Start of Material provided

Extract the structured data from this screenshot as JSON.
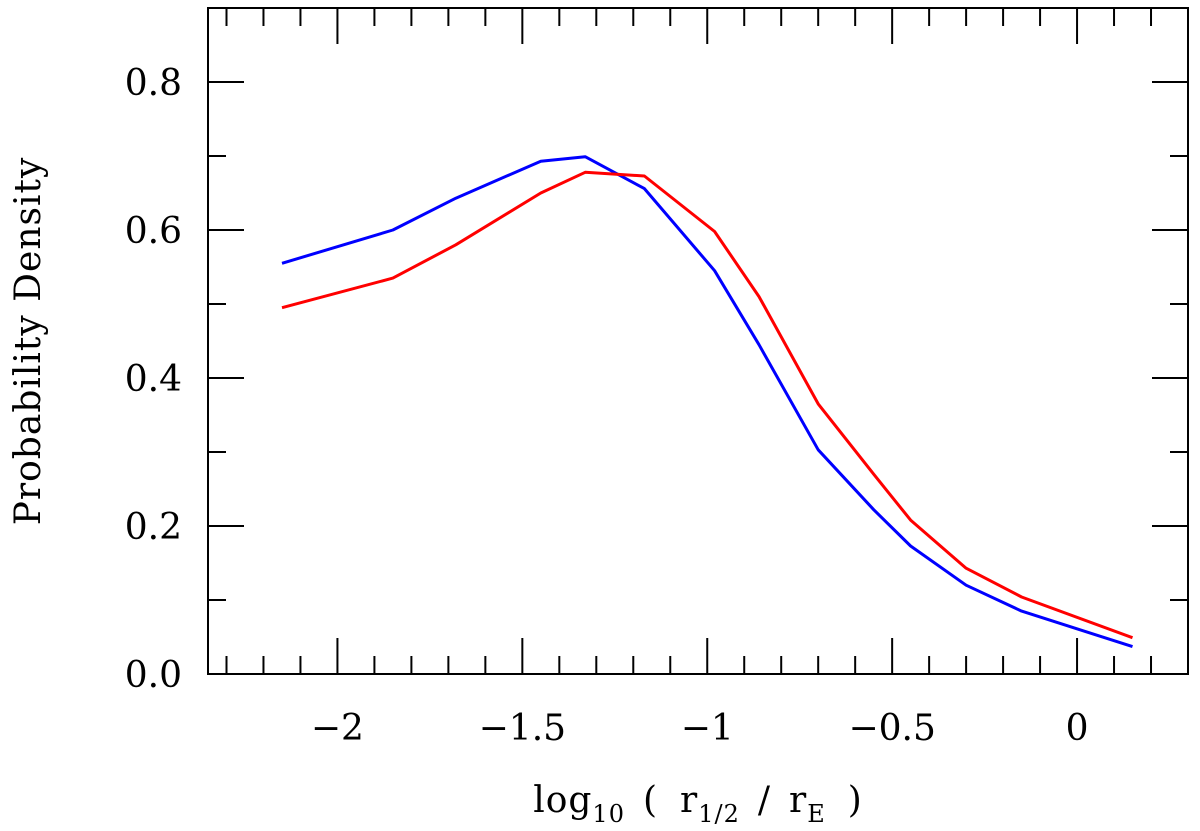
{
  "chart_data": {
    "type": "line",
    "xlabel": {
      "prefix": "log",
      "prefix_sub": "10",
      "open": "(",
      "num": "r",
      "num_sub": "1/2",
      "slash": "/",
      "den": "r",
      "den_sub": "E",
      "close": ")"
    },
    "ylabel": "Probability Density",
    "xlim": [
      -2.35,
      0.3
    ],
    "ylim": [
      0.0,
      0.9
    ],
    "x_ticks": [
      {
        "value": -2,
        "label": "−2"
      },
      {
        "value": -1.5,
        "label": "−1.5"
      },
      {
        "value": -1,
        "label": "−1"
      },
      {
        "value": -0.5,
        "label": "−0.5"
      },
      {
        "value": 0,
        "label": "0"
      }
    ],
    "x_minor_step": 0.1,
    "y_ticks": [
      {
        "value": 0.0,
        "label": "0.0"
      },
      {
        "value": 0.2,
        "label": "0.2"
      },
      {
        "value": 0.4,
        "label": "0.4"
      },
      {
        "value": 0.6,
        "label": "0.6"
      },
      {
        "value": 0.8,
        "label": "0.8"
      }
    ],
    "y_minor_step": 0.1,
    "grid": false,
    "series": [
      {
        "color": "#0000ff",
        "x": [
          -2.15,
          -1.85,
          -1.68,
          -1.45,
          -1.33,
          -1.17,
          -0.98,
          -0.86,
          -0.7,
          -0.55,
          -0.45,
          -0.3,
          -0.15,
          0.15
        ],
        "y": [
          0.555,
          0.6,
          0.643,
          0.693,
          0.699,
          0.656,
          0.545,
          0.445,
          0.303,
          0.222,
          0.173,
          0.12,
          0.085,
          0.037
        ]
      },
      {
        "color": "#ff0000",
        "x": [
          -2.15,
          -1.85,
          -1.68,
          -1.45,
          -1.33,
          -1.17,
          -0.98,
          -0.86,
          -0.7,
          -0.55,
          -0.45,
          -0.3,
          -0.15,
          0.15
        ],
        "y": [
          0.495,
          0.535,
          0.58,
          0.65,
          0.678,
          0.673,
          0.598,
          0.51,
          0.365,
          0.27,
          0.208,
          0.143,
          0.104,
          0.049
        ]
      }
    ]
  }
}
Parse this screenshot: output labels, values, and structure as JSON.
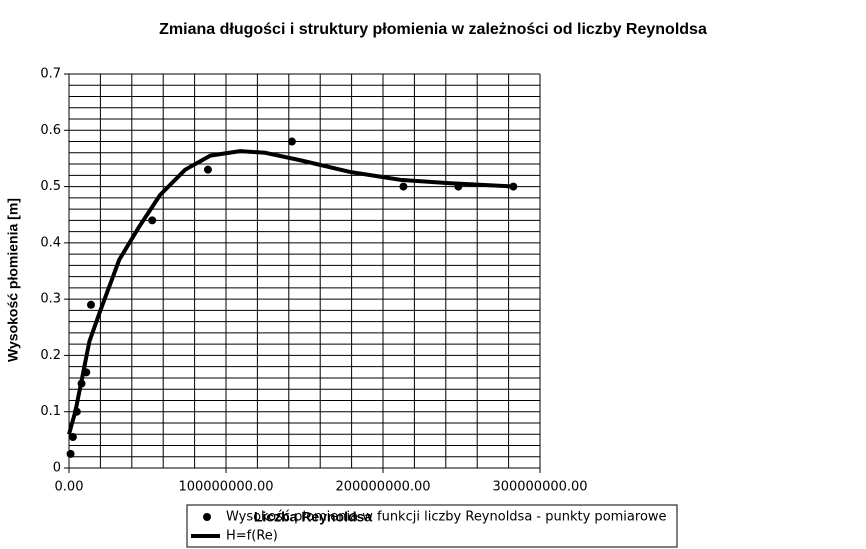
{
  "chart_data": {
    "type": "scatter",
    "title": "Zmiana długości i struktury płomienia w zależności od liczby Reynoldsa",
    "x_label": "Liczba Reynoldsa",
    "y_label": "Wysokość płomienia [m]",
    "xlim": [
      0,
      300000000
    ],
    "ylim": [
      0,
      0.7
    ],
    "xticks": [
      {
        "value": 0,
        "label": "0.00"
      },
      {
        "value": 100000000,
        "label": "100000000.00"
      },
      {
        "value": 200000000,
        "label": "200000000.00"
      },
      {
        "value": 300000000,
        "label": "300000000.00"
      }
    ],
    "yticks": [
      0,
      0.1,
      0.2,
      0.3,
      0.4,
      0.5,
      0.6,
      0.7
    ],
    "x_grid": [
      20000000,
      40000000,
      60000000,
      80000000,
      100000000,
      120000000,
      140000000,
      160000000,
      180000000,
      200000000,
      220000000,
      240000000,
      260000000,
      280000000,
      300000000
    ],
    "y_grid": [
      0.02,
      0.04,
      0.06,
      0.08,
      0.1,
      0.12,
      0.14,
      0.16,
      0.18,
      0.2,
      0.22,
      0.24,
      0.26,
      0.28,
      0.3,
      0.32,
      0.34,
      0.36,
      0.38,
      0.4,
      0.42,
      0.44,
      0.46,
      0.48,
      0.5,
      0.52,
      0.54,
      0.56,
      0.58,
      0.6,
      0.62,
      0.64,
      0.66,
      0.68,
      0.7
    ],
    "series": [
      {
        "name": "Wysokość płomienia w funkcji liczby Reynoldsa - punkty pomiarowe",
        "kind": "points",
        "color": "#000000",
        "x": [
          1000000,
          2500000,
          5000000,
          8000000,
          11000000,
          14000000,
          53000000,
          88500000,
          142000000,
          213000000,
          248000000,
          283000000
        ],
        "values": [
          0.025,
          0.055,
          0.1,
          0.15,
          0.17,
          0.29,
          0.44,
          0.53,
          0.58,
          0.5,
          0.5,
          0.5
        ]
      },
      {
        "name": "H=f(Re)",
        "kind": "line",
        "color": "#000000",
        "x": [
          0,
          4000000,
          8000000,
          13000000,
          20000000,
          32000000,
          45000000,
          58000000,
          74000000,
          90000000,
          109000000,
          125000000,
          147000000,
          179000000,
          211000000,
          243000000,
          284000000
        ],
        "values": [
          0.06,
          0.1,
          0.155,
          0.225,
          0.28,
          0.37,
          0.43,
          0.485,
          0.53,
          0.555,
          0.563,
          0.56,
          0.547,
          0.526,
          0.512,
          0.506,
          0.5
        ]
      }
    ]
  }
}
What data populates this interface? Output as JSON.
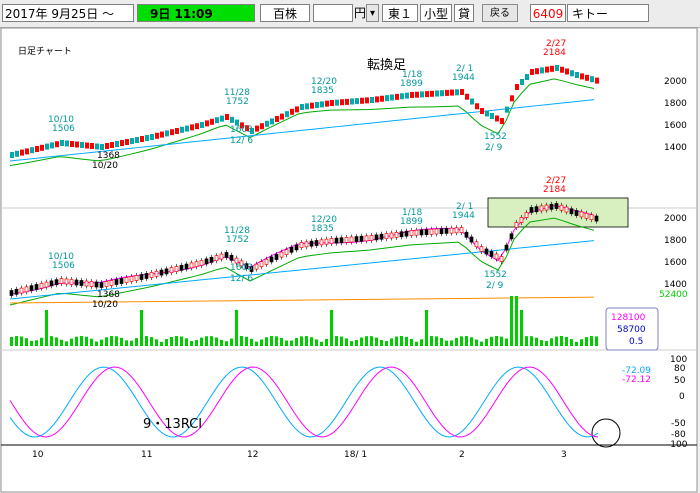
{
  "toolbar": {
    "date": "2017年 9月25日 ～",
    "time": "9日 11:09",
    "unit_name": "百株",
    "currency_value": "",
    "currency_label": "円",
    "market": "東１",
    "lot_type": "小型",
    "credit": "貸",
    "back_label": "戻る",
    "stock_code": "6409",
    "stock_name": "キトー"
  },
  "chart": {
    "title": "日足チャート",
    "chart_type_label": "転換足",
    "rci_label": "9・13RCI",
    "volume_box": [
      "128100",
      "58700",
      "0.5"
    ],
    "rci_values": [
      "-72.09",
      "-72.12"
    ],
    "volume_side_value": "52400",
    "price_axis_top": [
      "2000",
      "1800",
      "1600",
      "1400"
    ],
    "price_axis_mid": [
      "2000",
      "1800",
      "1600",
      "1400"
    ],
    "rci_axis": [
      "100",
      "80",
      "50",
      "0",
      "-50",
      "-80",
      "-100"
    ],
    "date_axis": [
      "10",
      "11",
      "12",
      "18/ 1",
      "2",
      "3"
    ],
    "annotations_top": [
      {
        "date": "10/10",
        "price": "1506",
        "color": "#009999"
      },
      {
        "date": "11/28",
        "price": "1752",
        "color": "#009999"
      },
      {
        "date": "12/20",
        "price": "1835",
        "color": "#009999"
      },
      {
        "date": "1/18",
        "price": "1899",
        "color": "#009999"
      },
      {
        "date": "2/ 1",
        "price": "1944",
        "color": "#009999"
      },
      {
        "date": "2/27",
        "price": "2184",
        "color": "#ff0000"
      }
    ],
    "annotations_low": [
      {
        "date": "10/20",
        "price": "1368"
      },
      {
        "date": "12/ 6",
        "price": "1603"
      },
      {
        "date": "2/ 9",
        "price": "1552"
      }
    ]
  },
  "colors": {
    "up_bar": "#ff0000",
    "down_bar": "#00aaaa",
    "ma_short": "#ff00ff",
    "ma_mid": "#00aa00",
    "ma_long": "#00aaff",
    "ma_very_long": "#ff8c00",
    "volume": "#00cc00",
    "rci_short": "#ff00ff",
    "rci_long": "#00aaff"
  }
}
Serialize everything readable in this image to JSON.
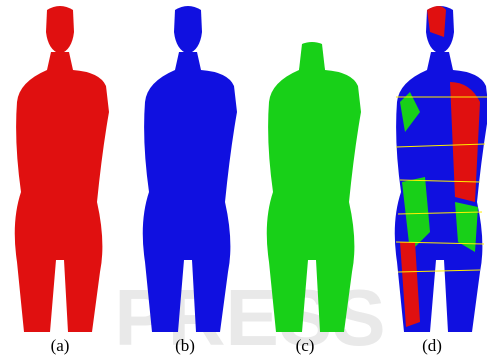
{
  "figure": {
    "watermark": "PRESS",
    "panels": [
      {
        "label": "(a)"
      },
      {
        "label": "(b)"
      },
      {
        "label": "(c)"
      },
      {
        "label": "(d)"
      }
    ]
  }
}
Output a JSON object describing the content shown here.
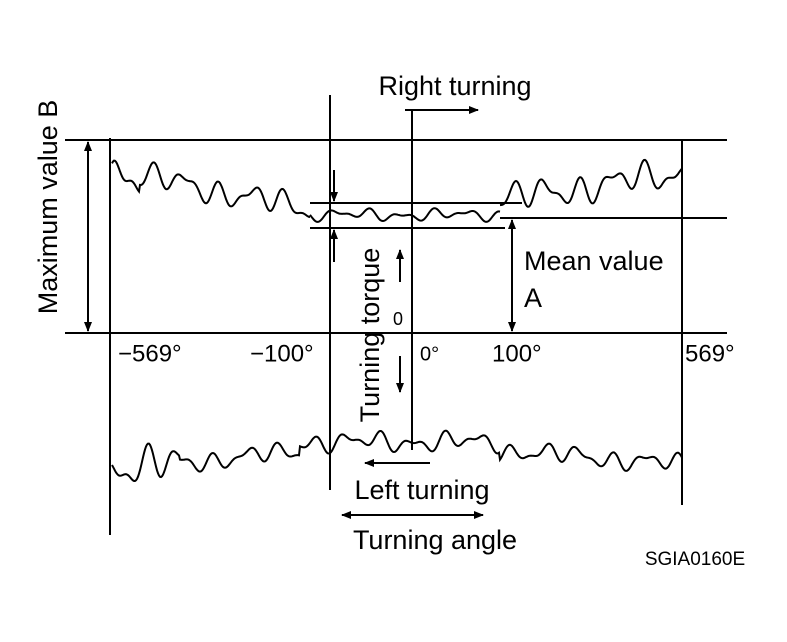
{
  "labels": {
    "max_value": "Maximum value B",
    "right_turning": "Right turning",
    "mean_value": "Mean value",
    "mean_letter": "A",
    "turning_torque": "Turning torque",
    "zero": "0",
    "left_turning": "Left turning",
    "turning_angle": "Turning angle",
    "code": "SGIA0160E"
  },
  "angles": [
    "−569°",
    "−100°",
    "0°",
    "100°",
    "569°"
  ]
}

End of Material provided

What is asked: Return the records exactly. Don't carry the pictures over.

Response to the exercise:
Extract the structured data from this screenshot as JSON.
{
  "chart_data": {
    "type": "line",
    "xlabel": {
      "prefix": "log",
      "prefix_sub": "10",
      "open": "(",
      "num": "r",
      "num_sub": "1/2",
      "slash": "/",
      "den": "r",
      "den_sub": "E",
      "close": ")"
    },
    "ylabel": "Probability Density",
    "xlim": [
      -2.35,
      0.3
    ],
    "ylim": [
      0.0,
      0.9
    ],
    "x_ticks": [
      {
        "value": -2,
        "label": "−2"
      },
      {
        "value": -1.5,
        "label": "−1.5"
      },
      {
        "value": -1,
        "label": "−1"
      },
      {
        "value": -0.5,
        "label": "−0.5"
      },
      {
        "value": 0,
        "label": "0"
      }
    ],
    "x_minor_step": 0.1,
    "y_ticks": [
      {
        "value": 0.0,
        "label": "0.0"
      },
      {
        "value": 0.2,
        "label": "0.2"
      },
      {
        "value": 0.4,
        "label": "0.4"
      },
      {
        "value": 0.6,
        "label": "0.6"
      },
      {
        "value": 0.8,
        "label": "0.8"
      }
    ],
    "y_minor_step": 0.1,
    "grid": false,
    "series": [
      {
        "color": "#0000ff",
        "x": [
          -2.15,
          -1.85,
          -1.68,
          -1.45,
          -1.33,
          -1.17,
          -0.98,
          -0.86,
          -0.7,
          -0.55,
          -0.45,
          -0.3,
          -0.15,
          0.15
        ],
        "y": [
          0.555,
          0.6,
          0.643,
          0.693,
          0.699,
          0.656,
          0.545,
          0.445,
          0.303,
          0.222,
          0.173,
          0.12,
          0.085,
          0.037
        ]
      },
      {
        "color": "#ff0000",
        "x": [
          -2.15,
          -1.85,
          -1.68,
          -1.45,
          -1.33,
          -1.17,
          -0.98,
          -0.86,
          -0.7,
          -0.55,
          -0.45,
          -0.3,
          -0.15,
          0.15
        ],
        "y": [
          0.495,
          0.535,
          0.58,
          0.65,
          0.678,
          0.673,
          0.598,
          0.51,
          0.365,
          0.27,
          0.208,
          0.143,
          0.104,
          0.049
        ]
      }
    ]
  }
}
Parse this screenshot: output labels, values, and structure as JSON.
{
  "chart_data": {
    "type": "scatter",
    "title": "Zmiana długości i struktury płomienia w zależności od liczby Reynoldsa",
    "x_label": "Liczba Reynoldsa",
    "y_label": "Wysokość płomienia [m]",
    "xlim": [
      0,
      300000000
    ],
    "ylim": [
      0,
      0.7
    ],
    "xticks": [
      {
        "value": 0,
        "label": "0.00"
      },
      {
        "value": 100000000,
        "label": "100000000.00"
      },
      {
        "value": 200000000,
        "label": "200000000.00"
      },
      {
        "value": 300000000,
        "label": "300000000.00"
      }
    ],
    "yticks": [
      0,
      0.1,
      0.2,
      0.3,
      0.4,
      0.5,
      0.6,
      0.7
    ],
    "x_grid": [
      20000000,
      40000000,
      60000000,
      80000000,
      100000000,
      120000000,
      140000000,
      160000000,
      180000000,
      200000000,
      220000000,
      240000000,
      260000000,
      280000000,
      300000000
    ],
    "y_grid": [
      0.02,
      0.04,
      0.06,
      0.08,
      0.1,
      0.12,
      0.14,
      0.16,
      0.18,
      0.2,
      0.22,
      0.24,
      0.26,
      0.28,
      0.3,
      0.32,
      0.34,
      0.36,
      0.38,
      0.4,
      0.42,
      0.44,
      0.46,
      0.48,
      0.5,
      0.52,
      0.54,
      0.56,
      0.58,
      0.6,
      0.62,
      0.64,
      0.66,
      0.68,
      0.7
    ],
    "series": [
      {
        "name": "Wysokość płomienia w funkcji liczby Reynoldsa - punkty pomiarowe",
        "kind": "points",
        "color": "#000000",
        "x": [
          1000000,
          2500000,
          5000000,
          8000000,
          11000000,
          14000000,
          53000000,
          88500000,
          142000000,
          213000000,
          248000000,
          283000000
        ],
        "values": [
          0.025,
          0.055,
          0.1,
          0.15,
          0.17,
          0.29,
          0.44,
          0.53,
          0.58,
          0.5,
          0.5,
          0.5
        ]
      },
      {
        "name": "H=f(Re)",
        "kind": "line",
        "color": "#000000",
        "x": [
          0,
          4000000,
          8000000,
          13000000,
          20000000,
          32000000,
          45000000,
          58000000,
          74000000,
          90000000,
          109000000,
          125000000,
          147000000,
          179000000,
          211000000,
          243000000,
          284000000
        ],
        "values": [
          0.06,
          0.1,
          0.155,
          0.225,
          0.28,
          0.37,
          0.43,
          0.485,
          0.53,
          0.555,
          0.563,
          0.56,
          0.547,
          0.526,
          0.512,
          0.506,
          0.5
        ]
      }
    ]
  }
}
What data populates this interface? Output as JSON.
{
  "toolbar": {
    "date": "2017年 9月25日 ～",
    "time": "9日 11:09",
    "unit_name": "百株",
    "currency_value": "",
    "currency_label": "円",
    "market": "東１",
    "lot_type": "小型",
    "credit": "貸",
    "back_label": "戻る",
    "stock_code": "6409",
    "stock_name": "キトー"
  },
  "chart": {
    "title": "日足チャート",
    "chart_type_label": "転換足",
    "rci_label": "9・13RCI",
    "volume_box": [
      "128100",
      "58700",
      "0.5"
    ],
    "rci_values": [
      "-72.09",
      "-72.12"
    ],
    "volume_side_value": "52400",
    "price_axis_top": [
      "2000",
      "1800",
      "1600",
      "1400"
    ],
    "price_axis_mid": [
      "2000",
      "1800",
      "1600",
      "1400"
    ],
    "rci_axis": [
      "100",
      "80",
      "50",
      "0",
      "-50",
      "-80",
      "-100"
    ],
    "date_axis": [
      "10",
      "11",
      "12",
      "18/ 1",
      "2",
      "3"
    ],
    "annotations_top": [
      {
        "date": "10/10",
        "price": "1506",
        "color": "#009999"
      },
      {
        "date": "11/28",
        "price": "1752",
        "color": "#009999"
      },
      {
        "date": "12/20",
        "price": "1835",
        "color": "#009999"
      },
      {
        "date": "1/18",
        "price": "1899",
        "color": "#009999"
      },
      {
        "date": "2/ 1",
        "price": "1944",
        "color": "#009999"
      },
      {
        "date": "2/27",
        "price": "2184",
        "color": "#ff0000"
      }
    ],
    "annotations_low": [
      {
        "date": "10/20",
        "price": "1368"
      },
      {
        "date": "12/ 6",
        "price": "1603"
      },
      {
        "date": "2/ 9",
        "price": "1552"
      }
    ]
  },
  "colors": {
    "up_bar": "#ff0000",
    "down_bar": "#00aaaa",
    "ma_short": "#ff00ff",
    "ma_mid": "#00aa00",
    "ma_long": "#00aaff",
    "ma_very_long": "#ff8c00",
    "volume": "#00cc00",
    "rci_short": "#ff00ff",
    "rci_long": "#00aaff"
  }
}
Serialize everything readable in this image to JSON.
{
  "figure": {
    "watermark": "PRESS",
    "panels": [
      {
        "label": "(a)"
      },
      {
        "label": "(b)"
      },
      {
        "label": "(c)"
      },
      {
        "label": "(d)"
      }
    ]
  }
}
Output a JSON object describing the content shown here.
{
  "labels": {
    "max_value": "Maximum value B",
    "right_turning": "Right turning",
    "mean_value": "Mean value",
    "mean_letter": "A",
    "turning_torque": "Turning torque",
    "zero": "0",
    "left_turning": "Left turning",
    "turning_angle": "Turning angle",
    "code": "SGIA0160E"
  },
  "angles": [
    "−569°",
    "−100°",
    "0°",
    "100°",
    "569°"
  ]
}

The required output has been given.